╭──
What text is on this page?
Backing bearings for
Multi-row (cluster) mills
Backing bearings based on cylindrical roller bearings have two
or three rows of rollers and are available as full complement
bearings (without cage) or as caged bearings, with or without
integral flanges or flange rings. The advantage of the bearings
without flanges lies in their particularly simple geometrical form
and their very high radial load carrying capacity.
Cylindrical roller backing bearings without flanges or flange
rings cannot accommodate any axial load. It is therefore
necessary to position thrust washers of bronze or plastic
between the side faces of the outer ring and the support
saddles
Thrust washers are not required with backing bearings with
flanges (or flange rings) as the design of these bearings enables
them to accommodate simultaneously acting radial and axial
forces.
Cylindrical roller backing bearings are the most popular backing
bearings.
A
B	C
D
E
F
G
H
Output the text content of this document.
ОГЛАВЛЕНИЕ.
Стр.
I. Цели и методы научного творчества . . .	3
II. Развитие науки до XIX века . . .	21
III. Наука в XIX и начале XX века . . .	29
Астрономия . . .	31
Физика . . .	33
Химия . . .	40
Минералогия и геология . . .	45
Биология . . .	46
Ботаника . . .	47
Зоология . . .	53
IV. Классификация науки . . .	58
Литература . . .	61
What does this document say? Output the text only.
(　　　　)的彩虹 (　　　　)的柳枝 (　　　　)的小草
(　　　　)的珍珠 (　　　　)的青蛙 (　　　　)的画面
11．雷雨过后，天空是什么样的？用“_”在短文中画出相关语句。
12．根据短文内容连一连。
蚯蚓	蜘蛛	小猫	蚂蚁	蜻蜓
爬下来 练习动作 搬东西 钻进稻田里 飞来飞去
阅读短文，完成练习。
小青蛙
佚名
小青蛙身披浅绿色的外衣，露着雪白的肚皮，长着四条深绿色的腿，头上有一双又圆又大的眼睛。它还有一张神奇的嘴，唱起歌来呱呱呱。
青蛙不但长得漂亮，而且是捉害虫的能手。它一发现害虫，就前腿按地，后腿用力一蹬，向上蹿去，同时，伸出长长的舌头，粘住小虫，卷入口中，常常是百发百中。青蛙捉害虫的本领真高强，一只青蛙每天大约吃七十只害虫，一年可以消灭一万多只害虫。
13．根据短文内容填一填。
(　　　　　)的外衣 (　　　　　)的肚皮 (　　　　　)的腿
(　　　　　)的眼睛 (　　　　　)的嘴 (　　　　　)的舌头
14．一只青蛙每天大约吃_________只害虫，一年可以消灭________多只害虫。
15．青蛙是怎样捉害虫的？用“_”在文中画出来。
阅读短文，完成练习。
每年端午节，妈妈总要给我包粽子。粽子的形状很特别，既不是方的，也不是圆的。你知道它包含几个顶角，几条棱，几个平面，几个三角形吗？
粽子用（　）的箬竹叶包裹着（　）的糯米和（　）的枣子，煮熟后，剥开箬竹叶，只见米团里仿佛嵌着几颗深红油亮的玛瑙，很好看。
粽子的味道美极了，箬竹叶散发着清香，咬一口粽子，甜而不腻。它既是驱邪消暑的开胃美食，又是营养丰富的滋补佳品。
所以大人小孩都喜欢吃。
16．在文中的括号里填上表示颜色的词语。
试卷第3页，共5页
╰──
The problem
Give the material above again, word for word.

Solved exercise
What text is on this page?
Backing bearings for
Multi-row (cluster) mills
Backing bearings based on cylindrical roller bearings have two
or three rows of rollers and are available as full complement
bearings (without cage) or as caged bearings, with or without
integral flanges or flange rings. The advantage of the bearings
without flanges lies in their particularly simple geometrical form
and their very high radial load carrying capacity.
Cylindrical roller backing bearings without flanges or flange
rings cannot accommodate any axial load. It is therefore
necessary to position thrust washers of bronze or plastic
between the side faces of the outer ring and the support
saddles
Thrust washers are not required with backing bearings with
flanges (or flange rings) as the design of these bearings enables
them to accommodate simultaneously acting radial and axial
forces.
Cylindrical roller backing bearings are the most popular backing
bearings.
A
B	C
D
E
F
G
H
Output the text content of this document.
ОГЛАВЛЕНИЕ.
Стр.
I. Цели и методы научного творчества . . .	3
II. Развитие науки до XIX века . . .	21
III. Наука в XIX и начале XX века . . .	29
Астрономия . . .	31
Физика . . .	33
Химия . . .	40
Минералогия и геология . . .	45
Биология . . .	46
Ботаника . . .	47
Зоология . . .	53
IV. Классификация науки . . .	58
Литература . . .	61
What does this document say? Output the text only.
(　　　　)的彩虹 (　　　　)的柳枝 (　　　　)的小草
(　　　　)的珍珠 (　　　　)的青蛙 (　　　　)的画面
11．雷雨过后，天空是什么样的？用“_”在短文中画出相关语句。
12．根据短文内容连一连。
蚯蚓	蜘蛛	小猫	蚂蚁	蜻蜓
爬下来 练习动作 搬东西 钻进稻田里 飞来飞去
阅读短文，完成练习。
小青蛙
佚名
小青蛙身披浅绿色的外衣，露着雪白的肚皮，长着四条深绿色的腿，头上有一双又圆又大的眼睛。它还有一张神奇的嘴，唱起歌来呱呱呱。
青蛙不但长得漂亮，而且是捉害虫的能手。它一发现害虫，就前腿按地，后腿用力一蹬，向上蹿去，同时，伸出长长的舌头，粘住小虫，卷入口中，常常是百发百中。青蛙捉害虫的本领真高强，一只青蛙每天大约吃七十只害虫，一年可以消灭一万多只害虫。
13．根据短文内容填一填。
(　　　　　)的外衣 (　　　　　)的肚皮 (　　　　　)的腿
(　　　　　)的眼睛 (　　　　　)的嘴 (　　　　　)的舌头
14．一只青蛙每天大约吃_________只害虫，一年可以消灭________多只害虫。
15．青蛙是怎样捉害虫的？用“_”在文中画出来。
阅读短文，完成练习。
每年端午节，妈妈总要给我包粽子。粽子的形状很特别，既不是方的，也不是圆的。你知道它包含几个顶角，几条棱，几个平面，几个三角形吗？
粽子用（　）的箬竹叶包裹着（　）的糯米和（　）的枣子，煮熟后，剥开箬竹叶，只见米团里仿佛嵌着几颗深红油亮的玛瑙，很好看。
粽子的味道美极了，箬竹叶散发着清香，咬一口粽子，甜而不腻。它既是驱邪消暑的开胃美食，又是营养丰富的滋补佳品。
所以大人小孩都喜欢吃。
16．在文中的括号里填上表示颜色的词语。
试卷第3页，共5页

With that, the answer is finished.